BEGIN Data

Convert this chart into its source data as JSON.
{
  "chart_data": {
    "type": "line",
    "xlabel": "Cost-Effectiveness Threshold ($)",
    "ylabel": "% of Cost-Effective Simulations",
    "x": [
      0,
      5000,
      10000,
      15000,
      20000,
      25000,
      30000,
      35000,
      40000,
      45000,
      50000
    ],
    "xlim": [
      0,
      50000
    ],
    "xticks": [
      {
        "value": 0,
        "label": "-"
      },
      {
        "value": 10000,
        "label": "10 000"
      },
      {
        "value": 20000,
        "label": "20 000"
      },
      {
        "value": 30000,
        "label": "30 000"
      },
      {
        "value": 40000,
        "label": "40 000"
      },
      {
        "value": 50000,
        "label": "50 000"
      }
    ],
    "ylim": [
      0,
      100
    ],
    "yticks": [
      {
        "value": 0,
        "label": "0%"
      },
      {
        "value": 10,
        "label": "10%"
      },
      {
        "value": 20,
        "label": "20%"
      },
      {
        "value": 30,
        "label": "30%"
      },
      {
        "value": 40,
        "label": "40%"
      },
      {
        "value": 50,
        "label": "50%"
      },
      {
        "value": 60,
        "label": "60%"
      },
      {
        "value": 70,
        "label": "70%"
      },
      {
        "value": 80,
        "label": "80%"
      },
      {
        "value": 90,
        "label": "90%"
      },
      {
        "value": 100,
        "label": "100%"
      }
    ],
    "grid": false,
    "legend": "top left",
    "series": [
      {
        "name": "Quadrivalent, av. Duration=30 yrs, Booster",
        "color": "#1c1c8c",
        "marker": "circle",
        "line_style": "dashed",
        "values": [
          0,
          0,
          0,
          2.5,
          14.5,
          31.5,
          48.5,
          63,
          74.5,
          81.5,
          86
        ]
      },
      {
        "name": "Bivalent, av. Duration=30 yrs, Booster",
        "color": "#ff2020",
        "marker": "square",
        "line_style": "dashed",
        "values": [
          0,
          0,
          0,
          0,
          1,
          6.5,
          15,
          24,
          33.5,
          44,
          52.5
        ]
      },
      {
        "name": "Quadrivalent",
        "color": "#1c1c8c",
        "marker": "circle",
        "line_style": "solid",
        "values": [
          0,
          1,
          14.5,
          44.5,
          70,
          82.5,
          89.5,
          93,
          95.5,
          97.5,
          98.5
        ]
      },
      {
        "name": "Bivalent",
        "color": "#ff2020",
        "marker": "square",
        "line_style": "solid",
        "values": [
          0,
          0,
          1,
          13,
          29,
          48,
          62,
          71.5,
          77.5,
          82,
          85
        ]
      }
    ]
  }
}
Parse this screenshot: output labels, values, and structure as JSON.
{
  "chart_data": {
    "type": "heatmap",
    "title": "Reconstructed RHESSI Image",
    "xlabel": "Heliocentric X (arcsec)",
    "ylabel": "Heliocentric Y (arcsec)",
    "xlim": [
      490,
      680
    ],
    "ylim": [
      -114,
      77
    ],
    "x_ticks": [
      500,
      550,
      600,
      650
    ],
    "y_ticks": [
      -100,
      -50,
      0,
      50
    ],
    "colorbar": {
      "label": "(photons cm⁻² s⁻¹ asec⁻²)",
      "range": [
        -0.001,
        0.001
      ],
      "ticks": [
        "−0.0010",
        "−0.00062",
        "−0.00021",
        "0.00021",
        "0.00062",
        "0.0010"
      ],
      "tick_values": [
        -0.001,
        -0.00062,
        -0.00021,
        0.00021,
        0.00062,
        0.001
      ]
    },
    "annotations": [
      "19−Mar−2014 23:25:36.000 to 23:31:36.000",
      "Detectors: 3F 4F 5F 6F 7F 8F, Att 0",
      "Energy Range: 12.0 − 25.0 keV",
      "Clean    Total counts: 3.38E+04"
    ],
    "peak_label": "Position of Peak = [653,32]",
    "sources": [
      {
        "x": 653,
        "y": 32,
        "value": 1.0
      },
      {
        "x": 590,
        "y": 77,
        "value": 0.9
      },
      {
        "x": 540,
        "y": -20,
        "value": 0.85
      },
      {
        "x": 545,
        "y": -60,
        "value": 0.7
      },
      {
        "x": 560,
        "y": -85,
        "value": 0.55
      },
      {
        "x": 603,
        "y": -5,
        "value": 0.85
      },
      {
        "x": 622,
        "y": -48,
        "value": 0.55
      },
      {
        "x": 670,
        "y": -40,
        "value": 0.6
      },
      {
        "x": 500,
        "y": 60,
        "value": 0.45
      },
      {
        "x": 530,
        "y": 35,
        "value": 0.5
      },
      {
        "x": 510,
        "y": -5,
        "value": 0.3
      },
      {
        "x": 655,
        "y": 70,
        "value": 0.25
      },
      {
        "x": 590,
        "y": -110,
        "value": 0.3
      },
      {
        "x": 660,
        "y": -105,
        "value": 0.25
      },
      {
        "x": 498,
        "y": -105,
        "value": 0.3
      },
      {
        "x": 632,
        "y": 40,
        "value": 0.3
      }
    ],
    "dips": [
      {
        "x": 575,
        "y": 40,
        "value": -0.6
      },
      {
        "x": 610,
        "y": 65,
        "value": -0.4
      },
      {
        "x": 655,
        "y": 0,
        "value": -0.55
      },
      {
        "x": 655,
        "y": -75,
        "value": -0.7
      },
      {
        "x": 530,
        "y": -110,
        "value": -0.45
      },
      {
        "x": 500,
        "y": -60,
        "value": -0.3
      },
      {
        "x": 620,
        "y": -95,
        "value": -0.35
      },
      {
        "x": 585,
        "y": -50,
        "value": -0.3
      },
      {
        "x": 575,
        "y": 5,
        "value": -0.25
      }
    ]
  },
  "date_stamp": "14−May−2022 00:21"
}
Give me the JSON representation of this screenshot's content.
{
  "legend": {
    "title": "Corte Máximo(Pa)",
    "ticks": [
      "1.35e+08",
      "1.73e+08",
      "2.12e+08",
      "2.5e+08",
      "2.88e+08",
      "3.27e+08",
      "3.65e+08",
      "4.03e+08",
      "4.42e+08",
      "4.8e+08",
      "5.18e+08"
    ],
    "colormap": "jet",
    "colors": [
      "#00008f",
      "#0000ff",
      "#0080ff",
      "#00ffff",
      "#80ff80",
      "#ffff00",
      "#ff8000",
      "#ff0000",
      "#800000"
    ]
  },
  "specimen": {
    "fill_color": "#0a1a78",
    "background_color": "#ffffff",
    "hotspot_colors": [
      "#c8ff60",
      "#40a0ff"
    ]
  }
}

END Data

Repeat the records exactly, including every line.

Convert this chart into its source data as JSON.
{
  "chart_data": {
    "type": "line",
    "xlabel": "Cost-Effectiveness Threshold ($)",
    "ylabel": "% of Cost-Effective Simulations",
    "x": [
      0,
      5000,
      10000,
      15000,
      20000,
      25000,
      30000,
      35000,
      40000,
      45000,
      50000
    ],
    "xlim": [
      0,
      50000
    ],
    "xticks": [
      {
        "value": 0,
        "label": "-"
      },
      {
        "value": 10000,
        "label": "10 000"
      },
      {
        "value": 20000,
        "label": "20 000"
      },
      {
        "value": 30000,
        "label": "30 000"
      },
      {
        "value": 40000,
        "label": "40 000"
      },
      {
        "value": 50000,
        "label": "50 000"
      }
    ],
    "ylim": [
      0,
      100
    ],
    "yticks": [
      {
        "value": 0,
        "label": "0%"
      },
      {
        "value": 10,
        "label": "10%"
      },
      {
        "value": 20,
        "label": "20%"
      },
      {
        "value": 30,
        "label": "30%"
      },
      {
        "value": 40,
        "label": "40%"
      },
      {
        "value": 50,
        "label": "50%"
      },
      {
        "value": 60,
        "label": "60%"
      },
      {
        "value": 70,
        "label": "70%"
      },
      {
        "value": 80,
        "label": "80%"
      },
      {
        "value": 90,
        "label": "90%"
      },
      {
        "value": 100,
        "label": "100%"
      }
    ],
    "grid": false,
    "legend": "top left",
    "series": [
      {
        "name": "Quadrivalent, av. Duration=30 yrs, Booster",
        "color": "#1c1c8c",
        "marker": "circle",
        "line_style": "dashed",
        "values": [
          0,
          0,
          0,
          2.5,
          14.5,
          31.5,
          48.5,
          63,
          74.5,
          81.5,
          86
        ]
      },
      {
        "name": "Bivalent, av. Duration=30 yrs, Booster",
        "color": "#ff2020",
        "marker": "square",
        "line_style": "dashed",
        "values": [
          0,
          0,
          0,
          0,
          1,
          6.5,
          15,
          24,
          33.5,
          44,
          52.5
        ]
      },
      {
        "name": "Quadrivalent",
        "color": "#1c1c8c",
        "marker": "circle",
        "line_style": "solid",
        "values": [
          0,
          1,
          14.5,
          44.5,
          70,
          82.5,
          89.5,
          93,
          95.5,
          97.5,
          98.5
        ]
      },
      {
        "name": "Bivalent",
        "color": "#ff2020",
        "marker": "square",
        "line_style": "solid",
        "values": [
          0,
          0,
          1,
          13,
          29,
          48,
          62,
          71.5,
          77.5,
          82,
          85
        ]
      }
    ]
  }
}
Parse this screenshot: output labels, values, and structure as JSON.
{
  "chart_data": {
    "type": "heatmap",
    "title": "Reconstructed RHESSI Image",
    "xlabel": "Heliocentric X (arcsec)",
    "ylabel": "Heliocentric Y (arcsec)",
    "xlim": [
      490,
      680
    ],
    "ylim": [
      -114,
      77
    ],
    "x_ticks": [
      500,
      550,
      600,
      650
    ],
    "y_ticks": [
      -100,
      -50,
      0,
      50
    ],
    "colorbar": {
      "label": "(photons cm⁻² s⁻¹ asec⁻²)",
      "range": [
        -0.001,
        0.001
      ],
      "ticks": [
        "−0.0010",
        "−0.00062",
        "−0.00021",
        "0.00021",
        "0.00062",
        "0.0010"
      ],
      "tick_values": [
        -0.001,
        -0.00062,
        -0.00021,
        0.00021,
        0.00062,
        0.001
      ]
    },
    "annotations": [
      "19−Mar−2014 23:25:36.000 to 23:31:36.000",
      "Detectors: 3F 4F 5F 6F 7F 8F, Att 0",
      "Energy Range: 12.0 − 25.0 keV",
      "Clean    Total counts: 3.38E+04"
    ],
    "peak_label": "Position of Peak = [653,32]",
    "sources": [
      {
        "x": 653,
        "y": 32,
        "value": 1.0
      },
      {
        "x": 590,
        "y": 77,
        "value": 0.9
      },
      {
        "x": 540,
        "y": -20,
        "value": 0.85
      },
      {
        "x": 545,
        "y": -60,
        "value": 0.7
      },
      {
        "x": 560,
        "y": -85,
        "value": 0.55
      },
      {
        "x": 603,
        "y": -5,
        "value": 0.85
      },
      {
        "x": 622,
        "y": -48,
        "value": 0.55
      },
      {
        "x": 670,
        "y": -40,
        "value": 0.6
      },
      {
        "x": 500,
        "y": 60,
        "value": 0.45
      },
      {
        "x": 530,
        "y": 35,
        "value": 0.5
      },
      {
        "x": 510,
        "y": -5,
        "value": 0.3
      },
      {
        "x": 655,
        "y": 70,
        "value": 0.25
      },
      {
        "x": 590,
        "y": -110,
        "value": 0.3
      },
      {
        "x": 660,
        "y": -105,
        "value": 0.25
      },
      {
        "x": 498,
        "y": -105,
        "value": 0.3
      },
      {
        "x": 632,
        "y": 40,
        "value": 0.3
      }
    ],
    "dips": [
      {
        "x": 575,
        "y": 40,
        "value": -0.6
      },
      {
        "x": 610,
        "y": 65,
        "value": -0.4
      },
      {
        "x": 655,
        "y": 0,
        "value": -0.55
      },
      {
        "x": 655,
        "y": -75,
        "value": -0.7
      },
      {
        "x": 530,
        "y": -110,
        "value": -0.45
      },
      {
        "x": 500,
        "y": -60,
        "value": -0.3
      },
      {
        "x": 620,
        "y": -95,
        "value": -0.35
      },
      {
        "x": 585,
        "y": -50,
        "value": -0.3
      },
      {
        "x": 575,
        "y": 5,
        "value": -0.25
      }
    ]
  },
  "date_stamp": "14−May−2022 00:21"
}
Give me the JSON representation of this screenshot's content.
{
  "legend": {
    "title": "Corte Máximo(Pa)",
    "ticks": [
      "1.35e+08",
      "1.73e+08",
      "2.12e+08",
      "2.5e+08",
      "2.88e+08",
      "3.27e+08",
      "3.65e+08",
      "4.03e+08",
      "4.42e+08",
      "4.8e+08",
      "5.18e+08"
    ],
    "colormap": "jet",
    "colors": [
      "#00008f",
      "#0000ff",
      "#0080ff",
      "#00ffff",
      "#80ff80",
      "#ffff00",
      "#ff8000",
      "#ff0000",
      "#800000"
    ]
  },
  "specimen": {
    "fill_color": "#0a1a78",
    "background_color": "#ffffff",
    "hotspot_colors": [
      "#c8ff60",
      "#40a0ff"
    ]
  }
}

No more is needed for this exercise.